>> BEGIN Dataset entries
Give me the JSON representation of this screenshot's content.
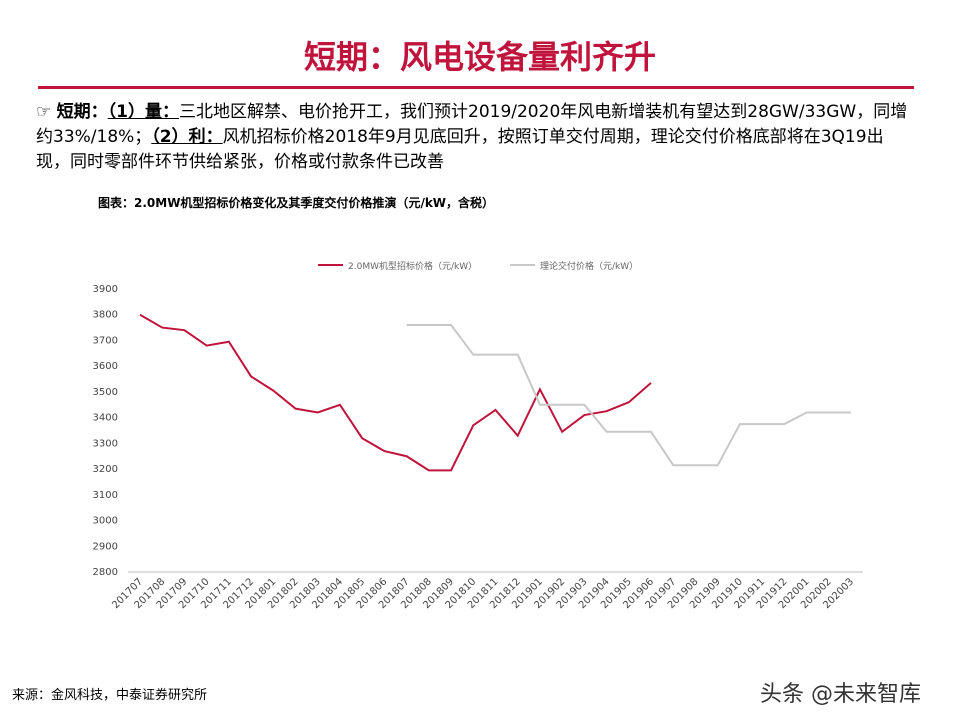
{
  "header": {
    "title": "短期：风电设备量利齐升"
  },
  "bullet": {
    "parts": [
      "短期：",
      "（1）量：",
      "三北地区解禁、电价抢开工，我们预计2019/2020年风电新增装机有望达到28GW/33GW，同增约33%/18%；",
      "（2）利：",
      "风机招标价格2018年9月见底回升，按照订单交付周期，理论交付价格底部将在3Q19出现，同时零部件环节供给紧张，价格或付款条件已改善"
    ]
  },
  "chart_data": {
    "type": "line",
    "title": "图表：2.0MW机型招标价格变化及其季度交付价格推演（元/kW，含税）",
    "categories": [
      "201707",
      "201708",
      "201709",
      "201710",
      "201711",
      "201712",
      "201801",
      "201802",
      "201803",
      "201804",
      "201805",
      "201806",
      "201807",
      "201808",
      "201809",
      "201810",
      "201811",
      "201812",
      "201901",
      "201902",
      "201903",
      "201904",
      "201905",
      "201906",
      "201907",
      "201908",
      "201909",
      "201910",
      "201911",
      "201912",
      "202001",
      "202002",
      "202003"
    ],
    "series": [
      {
        "name": "2.0MW机型招标价格（元/kW）",
        "color": "#c0143c",
        "values": [
          3800,
          3750,
          3740,
          3680,
          3695,
          3560,
          3505,
          3435,
          3420,
          3450,
          3320,
          3270,
          3250,
          3195,
          3195,
          3370,
          3430,
          3330,
          3510,
          3345,
          3410,
          3425,
          3460,
          3535,
          null,
          null,
          null,
          null,
          null,
          null,
          null,
          null,
          null
        ]
      },
      {
        "name": "理论交付价格（元/kW）",
        "color": "#c8c8c8",
        "values": [
          null,
          null,
          null,
          null,
          null,
          null,
          null,
          null,
          null,
          null,
          null,
          null,
          3760,
          3760,
          3760,
          3645,
          3645,
          3645,
          3450,
          3450,
          3450,
          3345,
          3345,
          3345,
          3215,
          3215,
          3215,
          3375,
          3375,
          3375,
          3420,
          3420,
          3420
        ]
      }
    ],
    "ylim": [
      2800,
      3900
    ],
    "yticks": [
      2800,
      2900,
      3000,
      3100,
      3200,
      3300,
      3400,
      3500,
      3600,
      3700,
      3800,
      3900
    ],
    "grid": false
  },
  "source": "来源：金风科技，中泰证券研究所",
  "watermark": "头条 @未来智库"
}
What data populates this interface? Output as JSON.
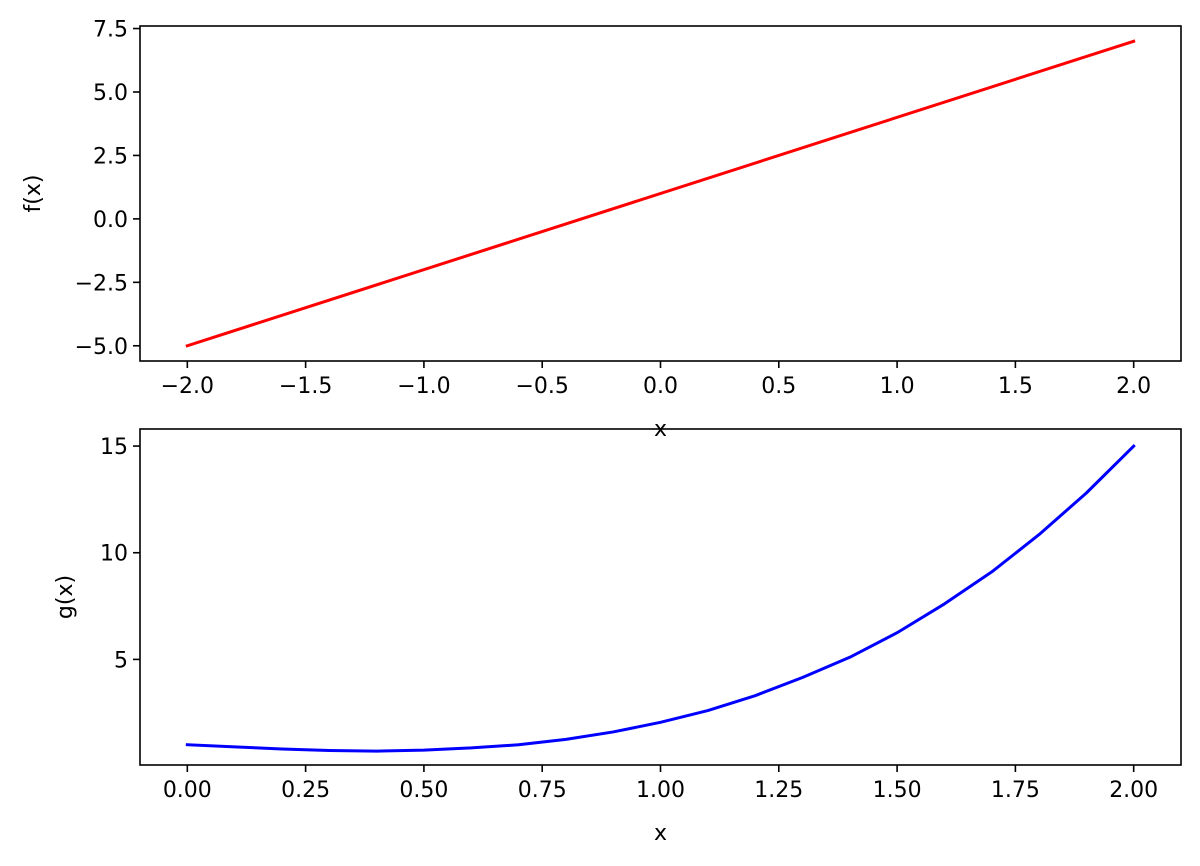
{
  "chart_data": [
    {
      "type": "line",
      "xlabel": "x",
      "ylabel": "f(x)",
      "xlim": [
        -2.2,
        2.2
      ],
      "ylim": [
        -5.6,
        7.6
      ],
      "grid": false,
      "xticks": [
        {
          "value": -2.0,
          "label": "−2.0"
        },
        {
          "value": -1.5,
          "label": "−1.5"
        },
        {
          "value": -1.0,
          "label": "−1.0"
        },
        {
          "value": -0.5,
          "label": "−0.5"
        },
        {
          "value": 0.0,
          "label": "0.0"
        },
        {
          "value": 0.5,
          "label": "0.5"
        },
        {
          "value": 1.0,
          "label": "1.0"
        },
        {
          "value": 1.5,
          "label": "1.5"
        },
        {
          "value": 2.0,
          "label": "2.0"
        }
      ],
      "yticks": [
        {
          "value": -5.0,
          "label": "−5.0"
        },
        {
          "value": -2.5,
          "label": "−2.5"
        },
        {
          "value": 0.0,
          "label": "0.0"
        },
        {
          "value": 2.5,
          "label": "2.5"
        },
        {
          "value": 5.0,
          "label": "5.0"
        },
        {
          "value": 7.5,
          "label": "7.5"
        }
      ],
      "series": [
        {
          "color": "#ff0000",
          "x": [
            -2.0,
            2.0
          ],
          "y": [
            -5.0,
            7.0
          ]
        }
      ]
    },
    {
      "type": "line",
      "xlabel": "x",
      "ylabel": "g(x)",
      "xlim": [
        -0.1,
        2.1
      ],
      "ylim": [
        0.05,
        15.8
      ],
      "grid": false,
      "xticks": [
        {
          "value": 0.0,
          "label": "0.00"
        },
        {
          "value": 0.25,
          "label": "0.25"
        },
        {
          "value": 0.5,
          "label": "0.50"
        },
        {
          "value": 0.75,
          "label": "0.75"
        },
        {
          "value": 1.0,
          "label": "1.00"
        },
        {
          "value": 1.25,
          "label": "1.25"
        },
        {
          "value": 1.5,
          "label": "1.50"
        },
        {
          "value": 1.75,
          "label": "1.75"
        },
        {
          "value": 2.0,
          "label": "2.00"
        }
      ],
      "yticks": [
        {
          "value": 5,
          "label": "5"
        },
        {
          "value": 10,
          "label": "10"
        },
        {
          "value": 15,
          "label": "15"
        }
      ],
      "series": [
        {
          "color": "#0000ff",
          "x": [
            0.0,
            0.1,
            0.2,
            0.3,
            0.4,
            0.5,
            0.6,
            0.7,
            0.8,
            0.9,
            1.0,
            1.1,
            1.2,
            1.3,
            1.4,
            1.5,
            1.6,
            1.7,
            1.8,
            1.9,
            2.0
          ],
          "y": [
            1.0,
            0.9,
            0.8,
            0.73,
            0.7,
            0.75,
            0.85,
            1.0,
            1.25,
            1.6,
            2.05,
            2.6,
            3.3,
            4.15,
            5.1,
            6.25,
            7.6,
            9.1,
            10.85,
            12.8,
            15.0
          ]
        }
      ]
    }
  ]
}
>> END Dataset entries
What you need to do:
Each entry shown above must be quoted exactly, with its pictures left out.

Exercise response:
Give me the JSON representation of this screenshot's content.
{
  "header": {
    "title": "短期：风电设备量利齐升"
  },
  "bullet": {
    "parts": [
      "短期：",
      "（1）量：",
      "三北地区解禁、电价抢开工，我们预计2019/2020年风电新增装机有望达到28GW/33GW，同增约33%/18%；",
      "（2）利：",
      "风机招标价格2018年9月见底回升，按照订单交付周期，理论交付价格底部将在3Q19出现，同时零部件环节供给紧张，价格或付款条件已改善"
    ]
  },
  "chart_data": {
    "type": "line",
    "title": "图表：2.0MW机型招标价格变化及其季度交付价格推演（元/kW，含税）",
    "categories": [
      "201707",
      "201708",
      "201709",
      "201710",
      "201711",
      "201712",
      "201801",
      "201802",
      "201803",
      "201804",
      "201805",
      "201806",
      "201807",
      "201808",
      "201809",
      "201810",
      "201811",
      "201812",
      "201901",
      "201902",
      "201903",
      "201904",
      "201905",
      "201906",
      "201907",
      "201908",
      "201909",
      "201910",
      "201911",
      "201912",
      "202001",
      "202002",
      "202003"
    ],
    "series": [
      {
        "name": "2.0MW机型招标价格（元/kW）",
        "color": "#c0143c",
        "values": [
          3800,
          3750,
          3740,
          3680,
          3695,
          3560,
          3505,
          3435,
          3420,
          3450,
          3320,
          3270,
          3250,
          3195,
          3195,
          3370,
          3430,
          3330,
          3510,
          3345,
          3410,
          3425,
          3460,
          3535,
          null,
          null,
          null,
          null,
          null,
          null,
          null,
          null,
          null
        ]
      },
      {
        "name": "理论交付价格（元/kW）",
        "color": "#c8c8c8",
        "values": [
          null,
          null,
          null,
          null,
          null,
          null,
          null,
          null,
          null,
          null,
          null,
          null,
          3760,
          3760,
          3760,
          3645,
          3645,
          3645,
          3450,
          3450,
          3450,
          3345,
          3345,
          3345,
          3215,
          3215,
          3215,
          3375,
          3375,
          3375,
          3420,
          3420,
          3420
        ]
      }
    ],
    "ylim": [
      2800,
      3900
    ],
    "yticks": [
      2800,
      2900,
      3000,
      3100,
      3200,
      3300,
      3400,
      3500,
      3600,
      3700,
      3800,
      3900
    ],
    "grid": false
  },
  "source": "来源：金风科技，中泰证券研究所",
  "watermark": "头条 @未来智库"
}
What data populates this interface? Output as JSON.
{
  "chart_data": [
    {
      "type": "line",
      "xlabel": "x",
      "ylabel": "f(x)",
      "xlim": [
        -2.2,
        2.2
      ],
      "ylim": [
        -5.6,
        7.6
      ],
      "grid": false,
      "xticks": [
        {
          "value": -2.0,
          "label": "−2.0"
        },
        {
          "value": -1.5,
          "label": "−1.5"
        },
        {
          "value": -1.0,
          "label": "−1.0"
        },
        {
          "value": -0.5,
          "label": "−0.5"
        },
        {
          "value": 0.0,
          "label": "0.0"
        },
        {
          "value": 0.5,
          "label": "0.5"
        },
        {
          "value": 1.0,
          "label": "1.0"
        },
        {
          "value": 1.5,
          "label": "1.5"
        },
        {
          "value": 2.0,
          "label": "2.0"
        }
      ],
      "yticks": [
        {
          "value": -5.0,
          "label": "−5.0"
        },
        {
          "value": -2.5,
          "label": "−2.5"
        },
        {
          "value": 0.0,
          "label": "0.0"
        },
        {
          "value": 2.5,
          "label": "2.5"
        },
        {
          "value": 5.0,
          "label": "5.0"
        },
        {
          "value": 7.5,
          "label": "7.5"
        }
      ],
      "series": [
        {
          "color": "#ff0000",
          "x": [
            -2.0,
            2.0
          ],
          "y": [
            -5.0,
            7.0
          ]
        }
      ]
    },
    {
      "type": "line",
      "xlabel": "x",
      "ylabel": "g(x)",
      "xlim": [
        -0.1,
        2.1
      ],
      "ylim": [
        0.05,
        15.8
      ],
      "grid": false,
      "xticks": [
        {
          "value": 0.0,
          "label": "0.00"
        },
        {
          "value": 0.25,
          "label": "0.25"
        },
        {
          "value": 0.5,
          "label": "0.50"
        },
        {
          "value": 0.75,
          "label": "0.75"
        },
        {
          "value": 1.0,
          "label": "1.00"
        },
        {
          "value": 1.25,
          "label": "1.25"
        },
        {
          "value": 1.5,
          "label": "1.50"
        },
        {
          "value": 1.75,
          "label": "1.75"
        },
        {
          "value": 2.0,
          "label": "2.00"
        }
      ],
      "yticks": [
        {
          "value": 5,
          "label": "5"
        },
        {
          "value": 10,
          "label": "10"
        },
        {
          "value": 15,
          "label": "15"
        }
      ],
      "series": [
        {
          "color": "#0000ff",
          "x": [
            0.0,
            0.1,
            0.2,
            0.3,
            0.4,
            0.5,
            0.6,
            0.7,
            0.8,
            0.9,
            1.0,
            1.1,
            1.2,
            1.3,
            1.4,
            1.5,
            1.6,
            1.7,
            1.8,
            1.9,
            2.0
          ],
          "y": [
            1.0,
            0.9,
            0.8,
            0.73,
            0.7,
            0.75,
            0.85,
            1.0,
            1.25,
            1.6,
            2.05,
            2.6,
            3.3,
            4.15,
            5.1,
            6.25,
            7.6,
            9.1,
            10.85,
            12.8,
            15.0
          ]
        }
      ]
    }
  ]
}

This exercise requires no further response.